DATA.
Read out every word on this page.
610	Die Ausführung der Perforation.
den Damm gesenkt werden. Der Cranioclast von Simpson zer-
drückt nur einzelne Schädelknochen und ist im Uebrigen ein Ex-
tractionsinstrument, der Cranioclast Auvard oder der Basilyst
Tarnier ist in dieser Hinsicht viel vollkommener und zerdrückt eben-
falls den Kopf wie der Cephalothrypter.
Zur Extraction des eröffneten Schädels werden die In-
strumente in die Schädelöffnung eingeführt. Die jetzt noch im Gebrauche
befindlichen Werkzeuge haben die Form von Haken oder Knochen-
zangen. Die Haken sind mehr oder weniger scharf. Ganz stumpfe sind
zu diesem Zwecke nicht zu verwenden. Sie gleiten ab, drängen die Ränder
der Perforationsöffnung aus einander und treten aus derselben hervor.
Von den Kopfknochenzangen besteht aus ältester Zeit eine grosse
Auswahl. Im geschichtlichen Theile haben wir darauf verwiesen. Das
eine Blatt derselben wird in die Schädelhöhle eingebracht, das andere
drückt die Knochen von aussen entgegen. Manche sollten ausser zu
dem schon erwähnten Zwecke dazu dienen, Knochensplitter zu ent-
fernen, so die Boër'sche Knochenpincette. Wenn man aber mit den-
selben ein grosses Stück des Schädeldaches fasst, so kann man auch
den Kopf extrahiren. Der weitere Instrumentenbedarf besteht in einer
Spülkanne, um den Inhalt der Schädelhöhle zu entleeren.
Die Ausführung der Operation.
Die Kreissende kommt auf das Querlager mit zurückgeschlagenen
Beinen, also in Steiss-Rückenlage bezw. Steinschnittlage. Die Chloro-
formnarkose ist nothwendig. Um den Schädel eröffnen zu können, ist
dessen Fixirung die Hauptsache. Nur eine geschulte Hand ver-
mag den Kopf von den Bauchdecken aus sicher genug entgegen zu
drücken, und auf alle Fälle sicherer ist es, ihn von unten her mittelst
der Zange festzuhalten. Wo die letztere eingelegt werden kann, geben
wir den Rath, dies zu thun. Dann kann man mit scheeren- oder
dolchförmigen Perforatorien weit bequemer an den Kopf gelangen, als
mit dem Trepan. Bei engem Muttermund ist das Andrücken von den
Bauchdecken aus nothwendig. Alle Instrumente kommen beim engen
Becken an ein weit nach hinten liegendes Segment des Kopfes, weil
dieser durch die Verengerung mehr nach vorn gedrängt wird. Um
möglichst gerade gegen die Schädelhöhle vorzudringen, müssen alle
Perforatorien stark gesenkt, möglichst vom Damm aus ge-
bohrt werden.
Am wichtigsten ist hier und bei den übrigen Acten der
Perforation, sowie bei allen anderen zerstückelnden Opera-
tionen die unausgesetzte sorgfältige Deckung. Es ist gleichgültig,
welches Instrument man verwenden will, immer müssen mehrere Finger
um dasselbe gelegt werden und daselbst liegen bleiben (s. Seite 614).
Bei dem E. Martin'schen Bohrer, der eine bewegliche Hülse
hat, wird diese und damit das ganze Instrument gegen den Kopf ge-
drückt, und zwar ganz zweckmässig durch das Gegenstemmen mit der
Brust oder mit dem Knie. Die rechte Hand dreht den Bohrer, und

WHAT YOU WILL DO.
Gather all the lines that include the word "Hand" and copy them out.

SOLUTION FOR THIS EXERCISE.
dessen Fixirung die Hauptsache. Nur eine geschulte Hand ver-
Brust oder mit dem Knie. Die rechte Hand dreht den Bohrer, und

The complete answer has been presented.